-------- Record set --------

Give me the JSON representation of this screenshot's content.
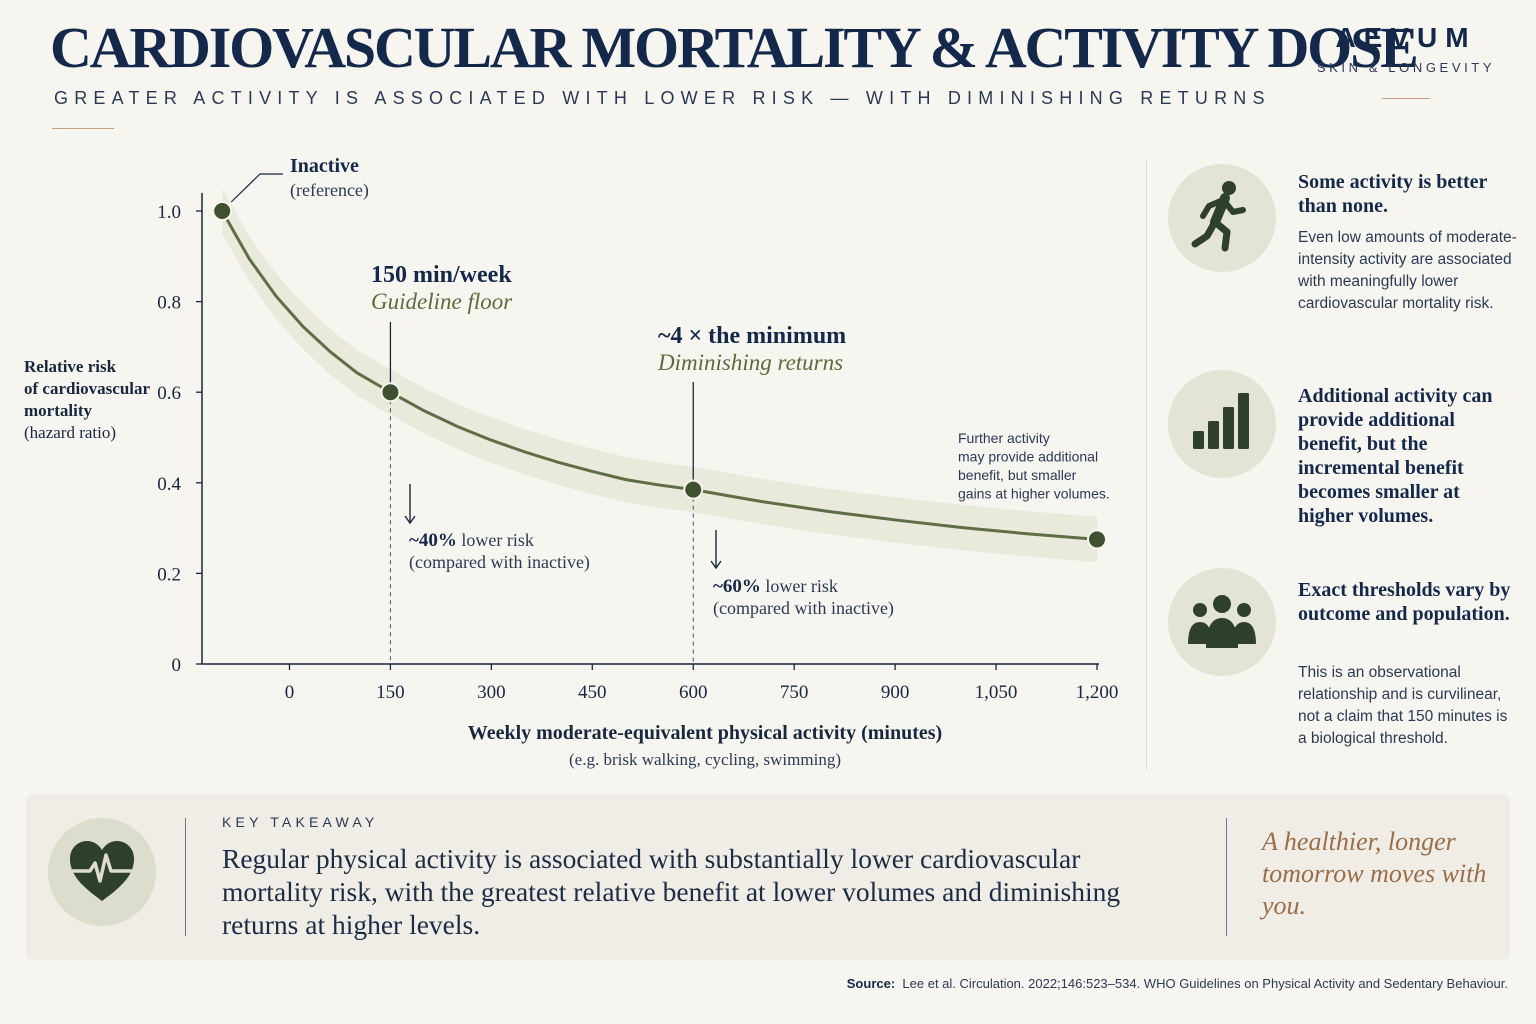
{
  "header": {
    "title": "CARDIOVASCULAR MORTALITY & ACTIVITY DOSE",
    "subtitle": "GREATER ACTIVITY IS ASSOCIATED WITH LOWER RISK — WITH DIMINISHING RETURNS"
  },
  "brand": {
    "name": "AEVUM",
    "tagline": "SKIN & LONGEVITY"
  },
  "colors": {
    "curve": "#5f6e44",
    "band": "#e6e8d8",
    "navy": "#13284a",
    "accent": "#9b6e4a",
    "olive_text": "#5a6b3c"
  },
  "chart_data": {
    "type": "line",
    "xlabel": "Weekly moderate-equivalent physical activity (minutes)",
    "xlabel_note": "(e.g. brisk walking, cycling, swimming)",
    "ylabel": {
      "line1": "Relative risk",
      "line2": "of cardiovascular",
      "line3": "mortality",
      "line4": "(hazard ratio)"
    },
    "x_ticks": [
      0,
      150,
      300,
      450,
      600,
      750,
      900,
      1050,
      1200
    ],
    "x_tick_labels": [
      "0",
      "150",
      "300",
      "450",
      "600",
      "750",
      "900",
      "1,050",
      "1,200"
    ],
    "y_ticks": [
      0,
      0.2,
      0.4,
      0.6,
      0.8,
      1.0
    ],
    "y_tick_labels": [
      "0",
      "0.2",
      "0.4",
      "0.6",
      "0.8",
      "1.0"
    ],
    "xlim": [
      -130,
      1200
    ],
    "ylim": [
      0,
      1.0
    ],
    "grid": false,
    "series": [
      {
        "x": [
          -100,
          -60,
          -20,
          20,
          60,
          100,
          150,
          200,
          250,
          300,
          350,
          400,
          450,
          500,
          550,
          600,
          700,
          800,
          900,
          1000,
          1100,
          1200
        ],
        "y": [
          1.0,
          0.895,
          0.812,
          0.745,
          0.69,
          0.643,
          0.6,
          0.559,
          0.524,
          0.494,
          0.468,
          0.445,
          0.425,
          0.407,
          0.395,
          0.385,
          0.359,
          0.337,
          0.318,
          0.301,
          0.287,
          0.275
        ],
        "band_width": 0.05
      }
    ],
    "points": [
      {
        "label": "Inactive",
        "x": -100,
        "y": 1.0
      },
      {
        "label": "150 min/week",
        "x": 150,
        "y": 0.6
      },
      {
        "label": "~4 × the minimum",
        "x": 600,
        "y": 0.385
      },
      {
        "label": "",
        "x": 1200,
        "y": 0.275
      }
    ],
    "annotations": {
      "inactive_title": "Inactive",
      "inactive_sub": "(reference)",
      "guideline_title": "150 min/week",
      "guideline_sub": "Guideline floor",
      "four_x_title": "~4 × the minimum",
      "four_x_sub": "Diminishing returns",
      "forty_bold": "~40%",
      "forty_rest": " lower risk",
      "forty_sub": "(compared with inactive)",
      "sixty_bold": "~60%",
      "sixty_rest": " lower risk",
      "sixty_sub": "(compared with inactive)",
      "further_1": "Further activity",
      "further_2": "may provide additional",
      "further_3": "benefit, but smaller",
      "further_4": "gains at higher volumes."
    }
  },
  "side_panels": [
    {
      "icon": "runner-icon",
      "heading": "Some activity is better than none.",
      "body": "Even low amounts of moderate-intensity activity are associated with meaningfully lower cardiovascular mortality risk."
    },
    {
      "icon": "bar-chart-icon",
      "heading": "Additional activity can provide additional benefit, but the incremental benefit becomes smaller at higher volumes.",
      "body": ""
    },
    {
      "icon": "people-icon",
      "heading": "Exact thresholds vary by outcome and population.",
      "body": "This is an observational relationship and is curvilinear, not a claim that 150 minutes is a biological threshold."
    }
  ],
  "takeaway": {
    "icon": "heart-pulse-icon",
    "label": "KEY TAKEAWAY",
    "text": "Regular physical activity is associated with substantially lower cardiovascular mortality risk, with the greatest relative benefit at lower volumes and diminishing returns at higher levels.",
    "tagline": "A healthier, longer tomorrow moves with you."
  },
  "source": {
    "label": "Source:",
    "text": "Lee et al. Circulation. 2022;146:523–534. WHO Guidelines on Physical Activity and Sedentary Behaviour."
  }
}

--------

● Problem to work on: Pull out all lines in the data above that include "smaller".

● Task result:
      "further_3": "benefit, but smaller",
      "heading": "Additional activity can provide additional benefit, but the incremental benefit becomes smaller at higher volumes.",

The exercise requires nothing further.